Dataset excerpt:
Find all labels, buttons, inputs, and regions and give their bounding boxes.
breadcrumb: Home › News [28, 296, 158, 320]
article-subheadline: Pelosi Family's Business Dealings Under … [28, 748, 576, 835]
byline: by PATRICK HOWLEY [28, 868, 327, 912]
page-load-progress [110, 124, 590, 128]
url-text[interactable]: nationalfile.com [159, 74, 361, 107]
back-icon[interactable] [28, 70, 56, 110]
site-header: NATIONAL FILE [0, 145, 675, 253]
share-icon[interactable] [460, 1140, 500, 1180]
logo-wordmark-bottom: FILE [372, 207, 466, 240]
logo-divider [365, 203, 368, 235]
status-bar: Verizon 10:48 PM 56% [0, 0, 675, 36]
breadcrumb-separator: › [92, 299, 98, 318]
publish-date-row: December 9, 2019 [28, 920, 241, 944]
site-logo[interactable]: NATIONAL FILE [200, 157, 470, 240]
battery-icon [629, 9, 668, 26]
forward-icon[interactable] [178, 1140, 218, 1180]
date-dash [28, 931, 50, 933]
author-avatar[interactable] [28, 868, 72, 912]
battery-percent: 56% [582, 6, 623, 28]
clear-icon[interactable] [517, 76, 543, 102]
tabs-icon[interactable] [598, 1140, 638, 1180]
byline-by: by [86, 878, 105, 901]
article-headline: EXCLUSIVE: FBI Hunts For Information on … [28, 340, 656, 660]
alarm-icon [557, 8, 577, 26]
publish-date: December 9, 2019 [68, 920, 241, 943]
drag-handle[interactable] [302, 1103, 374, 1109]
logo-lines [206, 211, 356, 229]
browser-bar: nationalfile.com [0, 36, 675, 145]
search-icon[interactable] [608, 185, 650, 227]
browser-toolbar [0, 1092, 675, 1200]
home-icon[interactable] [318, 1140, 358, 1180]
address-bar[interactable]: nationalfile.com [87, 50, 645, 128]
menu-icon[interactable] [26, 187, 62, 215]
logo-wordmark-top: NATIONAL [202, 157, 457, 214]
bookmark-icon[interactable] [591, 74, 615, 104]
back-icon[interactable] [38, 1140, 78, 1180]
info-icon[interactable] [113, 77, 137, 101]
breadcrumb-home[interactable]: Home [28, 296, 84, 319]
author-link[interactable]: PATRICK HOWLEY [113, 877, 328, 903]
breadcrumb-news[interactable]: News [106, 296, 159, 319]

• DIRECTIONS FOR THIS TASK: Starting at the first line of the records and stopping after the line that contains "alarm-icon [557, 8, 577, 26]", rewrite those lines with "article-headline" renamed to "article-title" and nothing else changed.

• THE RESPONSE:
Find all labels, buttons, inputs, and regions and give their bounding boxes.
breadcrumb: Home › News [28, 296, 158, 320]
article-subheadline: Pelosi Family's Business Dealings Under … [28, 748, 576, 835]
byline: by PATRICK HOWLEY [28, 868, 327, 912]
page-load-progress [110, 124, 590, 128]
url-text[interactable]: nationalfile.com [159, 74, 361, 107]
back-icon[interactable] [28, 70, 56, 110]
site-header: NATIONAL FILE [0, 145, 675, 253]
share-icon[interactable] [460, 1140, 500, 1180]
logo-wordmark-bottom: FILE [372, 207, 466, 240]
logo-divider [365, 203, 368, 235]
status-bar: Verizon 10:48 PM 56% [0, 0, 675, 36]
breadcrumb-separator: › [92, 299, 98, 318]
publish-date-row: December 9, 2019 [28, 920, 241, 944]
site-logo[interactable]: NATIONAL FILE [200, 157, 470, 240]
battery-icon [629, 9, 668, 26]
forward-icon[interactable] [178, 1140, 218, 1180]
date-dash [28, 931, 50, 933]
author-avatar[interactable] [28, 868, 72, 912]
battery-percent: 56% [582, 6, 623, 28]
clear-icon[interactable] [517, 76, 543, 102]
tabs-icon[interactable] [598, 1140, 638, 1180]
byline-by: by [86, 878, 105, 901]
article-title: EXCLUSIVE: FBI Hunts For Information on … [28, 340, 656, 660]
alarm-icon [557, 8, 577, 26]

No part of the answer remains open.